— BEGIN —

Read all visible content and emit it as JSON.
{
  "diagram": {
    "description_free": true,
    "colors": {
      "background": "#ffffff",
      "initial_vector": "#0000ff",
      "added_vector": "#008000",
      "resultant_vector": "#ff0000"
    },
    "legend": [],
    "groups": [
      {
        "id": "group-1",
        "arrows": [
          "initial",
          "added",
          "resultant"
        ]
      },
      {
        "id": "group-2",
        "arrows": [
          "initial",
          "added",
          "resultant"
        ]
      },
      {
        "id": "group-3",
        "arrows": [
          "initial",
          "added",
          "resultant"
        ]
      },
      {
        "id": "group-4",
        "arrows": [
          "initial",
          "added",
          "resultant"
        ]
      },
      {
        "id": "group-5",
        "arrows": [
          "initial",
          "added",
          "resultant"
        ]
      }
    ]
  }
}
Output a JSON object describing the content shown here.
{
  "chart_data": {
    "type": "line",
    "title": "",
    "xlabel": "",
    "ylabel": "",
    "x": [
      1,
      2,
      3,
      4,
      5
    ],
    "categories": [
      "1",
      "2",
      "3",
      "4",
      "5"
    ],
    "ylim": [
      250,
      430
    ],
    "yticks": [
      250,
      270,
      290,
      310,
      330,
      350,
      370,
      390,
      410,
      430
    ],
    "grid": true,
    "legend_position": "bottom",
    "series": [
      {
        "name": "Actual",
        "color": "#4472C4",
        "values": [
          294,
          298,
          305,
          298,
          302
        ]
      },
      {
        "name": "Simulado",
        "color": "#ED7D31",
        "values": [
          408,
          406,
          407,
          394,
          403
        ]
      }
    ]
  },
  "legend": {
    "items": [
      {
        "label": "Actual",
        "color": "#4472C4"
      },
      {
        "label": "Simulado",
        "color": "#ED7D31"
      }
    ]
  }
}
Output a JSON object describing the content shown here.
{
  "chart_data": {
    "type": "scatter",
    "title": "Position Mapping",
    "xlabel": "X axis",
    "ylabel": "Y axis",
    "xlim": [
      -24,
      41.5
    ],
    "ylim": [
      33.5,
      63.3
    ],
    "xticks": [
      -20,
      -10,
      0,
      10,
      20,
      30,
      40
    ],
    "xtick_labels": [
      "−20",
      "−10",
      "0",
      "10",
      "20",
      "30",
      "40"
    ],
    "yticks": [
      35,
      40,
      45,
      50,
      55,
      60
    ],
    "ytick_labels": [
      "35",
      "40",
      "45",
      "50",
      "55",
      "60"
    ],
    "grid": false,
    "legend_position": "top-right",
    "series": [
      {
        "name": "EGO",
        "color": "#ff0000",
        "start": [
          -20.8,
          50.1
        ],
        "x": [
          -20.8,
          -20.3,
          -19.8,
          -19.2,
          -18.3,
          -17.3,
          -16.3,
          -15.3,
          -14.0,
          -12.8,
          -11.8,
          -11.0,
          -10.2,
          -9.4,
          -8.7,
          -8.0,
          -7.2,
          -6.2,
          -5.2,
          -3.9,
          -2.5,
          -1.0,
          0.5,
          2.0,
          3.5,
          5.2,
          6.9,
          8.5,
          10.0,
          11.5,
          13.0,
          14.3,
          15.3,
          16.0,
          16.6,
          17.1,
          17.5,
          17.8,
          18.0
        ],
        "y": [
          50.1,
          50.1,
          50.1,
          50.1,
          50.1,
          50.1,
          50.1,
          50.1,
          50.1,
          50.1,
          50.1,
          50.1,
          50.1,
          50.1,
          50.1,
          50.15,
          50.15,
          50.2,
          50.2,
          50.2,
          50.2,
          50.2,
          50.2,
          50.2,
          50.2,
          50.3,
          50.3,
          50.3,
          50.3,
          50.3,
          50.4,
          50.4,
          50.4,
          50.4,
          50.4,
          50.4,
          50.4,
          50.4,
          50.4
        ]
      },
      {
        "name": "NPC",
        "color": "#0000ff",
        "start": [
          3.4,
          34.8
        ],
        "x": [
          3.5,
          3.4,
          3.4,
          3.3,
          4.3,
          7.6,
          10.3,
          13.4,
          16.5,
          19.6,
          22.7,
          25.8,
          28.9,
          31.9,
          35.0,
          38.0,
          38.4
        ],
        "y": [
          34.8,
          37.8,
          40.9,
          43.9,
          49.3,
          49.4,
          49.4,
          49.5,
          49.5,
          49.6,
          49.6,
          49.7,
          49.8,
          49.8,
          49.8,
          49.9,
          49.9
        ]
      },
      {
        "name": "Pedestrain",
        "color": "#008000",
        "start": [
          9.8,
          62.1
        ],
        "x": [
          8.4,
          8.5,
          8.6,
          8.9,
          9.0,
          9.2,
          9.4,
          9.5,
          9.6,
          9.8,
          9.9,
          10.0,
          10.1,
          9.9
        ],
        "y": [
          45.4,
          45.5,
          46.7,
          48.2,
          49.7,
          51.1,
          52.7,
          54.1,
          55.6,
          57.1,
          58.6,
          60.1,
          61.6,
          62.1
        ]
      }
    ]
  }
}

— END —

Copy all of the material word for word.

Read all visible content and emit it as JSON.
{
  "diagram": {
    "description_free": true,
    "colors": {
      "background": "#ffffff",
      "initial_vector": "#0000ff",
      "added_vector": "#008000",
      "resultant_vector": "#ff0000"
    },
    "legend": [],
    "groups": [
      {
        "id": "group-1",
        "arrows": [
          "initial",
          "added",
          "resultant"
        ]
      },
      {
        "id": "group-2",
        "arrows": [
          "initial",
          "added",
          "resultant"
        ]
      },
      {
        "id": "group-3",
        "arrows": [
          "initial",
          "added",
          "resultant"
        ]
      },
      {
        "id": "group-4",
        "arrows": [
          "initial",
          "added",
          "resultant"
        ]
      },
      {
        "id": "group-5",
        "arrows": [
          "initial",
          "added",
          "resultant"
        ]
      }
    ]
  }
}
Output a JSON object describing the content shown here.
{
  "chart_data": {
    "type": "line",
    "title": "",
    "xlabel": "",
    "ylabel": "",
    "x": [
      1,
      2,
      3,
      4,
      5
    ],
    "categories": [
      "1",
      "2",
      "3",
      "4",
      "5"
    ],
    "ylim": [
      250,
      430
    ],
    "yticks": [
      250,
      270,
      290,
      310,
      330,
      350,
      370,
      390,
      410,
      430
    ],
    "grid": true,
    "legend_position": "bottom",
    "series": [
      {
        "name": "Actual",
        "color": "#4472C4",
        "values": [
          294,
          298,
          305,
          298,
          302
        ]
      },
      {
        "name": "Simulado",
        "color": "#ED7D31",
        "values": [
          408,
          406,
          407,
          394,
          403
        ]
      }
    ]
  },
  "legend": {
    "items": [
      {
        "label": "Actual",
        "color": "#4472C4"
      },
      {
        "label": "Simulado",
        "color": "#ED7D31"
      }
    ]
  }
}
Output a JSON object describing the content shown here.
{
  "chart_data": {
    "type": "scatter",
    "title": "Position Mapping",
    "xlabel": "X axis",
    "ylabel": "Y axis",
    "xlim": [
      -24,
      41.5
    ],
    "ylim": [
      33.5,
      63.3
    ],
    "xticks": [
      -20,
      -10,
      0,
      10,
      20,
      30,
      40
    ],
    "xtick_labels": [
      "−20",
      "−10",
      "0",
      "10",
      "20",
      "30",
      "40"
    ],
    "yticks": [
      35,
      40,
      45,
      50,
      55,
      60
    ],
    "ytick_labels": [
      "35",
      "40",
      "45",
      "50",
      "55",
      "60"
    ],
    "grid": false,
    "legend_position": "top-right",
    "series": [
      {
        "name": "EGO",
        "color": "#ff0000",
        "start": [
          -20.8,
          50.1
        ],
        "x": [
          -20.8,
          -20.3,
          -19.8,
          -19.2,
          -18.3,
          -17.3,
          -16.3,
          -15.3,
          -14.0,
          -12.8,
          -11.8,
          -11.0,
          -10.2,
          -9.4,
          -8.7,
          -8.0,
          -7.2,
          -6.2,
          -5.2,
          -3.9,
          -2.5,
          -1.0,
          0.5,
          2.0,
          3.5,
          5.2,
          6.9,
          8.5,
          10.0,
          11.5,
          13.0,
          14.3,
          15.3,
          16.0,
          16.6,
          17.1,
          17.5,
          17.8,
          18.0
        ],
        "y": [
          50.1,
          50.1,
          50.1,
          50.1,
          50.1,
          50.1,
          50.1,
          50.1,
          50.1,
          50.1,
          50.1,
          50.1,
          50.1,
          50.1,
          50.1,
          50.15,
          50.15,
          50.2,
          50.2,
          50.2,
          50.2,
          50.2,
          50.2,
          50.2,
          50.2,
          50.3,
          50.3,
          50.3,
          50.3,
          50.3,
          50.4,
          50.4,
          50.4,
          50.4,
          50.4,
          50.4,
          50.4,
          50.4,
          50.4
        ]
      },
      {
        "name": "NPC",
        "color": "#0000ff",
        "start": [
          3.4,
          34.8
        ],
        "x": [
          3.5,
          3.4,
          3.4,
          3.3,
          4.3,
          7.6,
          10.3,
          13.4,
          16.5,
          19.6,
          22.7,
          25.8,
          28.9,
          31.9,
          35.0,
          38.0,
          38.4
        ],
        "y": [
          34.8,
          37.8,
          40.9,
          43.9,
          49.3,
          49.4,
          49.4,
          49.5,
          49.5,
          49.6,
          49.6,
          49.7,
          49.8,
          49.8,
          49.8,
          49.9,
          49.9
        ]
      },
      {
        "name": "Pedestrain",
        "color": "#008000",
        "start": [
          9.8,
          62.1
        ],
        "x": [
          8.4,
          8.5,
          8.6,
          8.9,
          9.0,
          9.2,
          9.4,
          9.5,
          9.6,
          9.8,
          9.9,
          10.0,
          10.1,
          9.9
        ],
        "y": [
          45.4,
          45.5,
          46.7,
          48.2,
          49.7,
          51.1,
          52.7,
          54.1,
          55.6,
          57.1,
          58.6,
          60.1,
          61.6,
          62.1
        ]
      }
    ]
  }
}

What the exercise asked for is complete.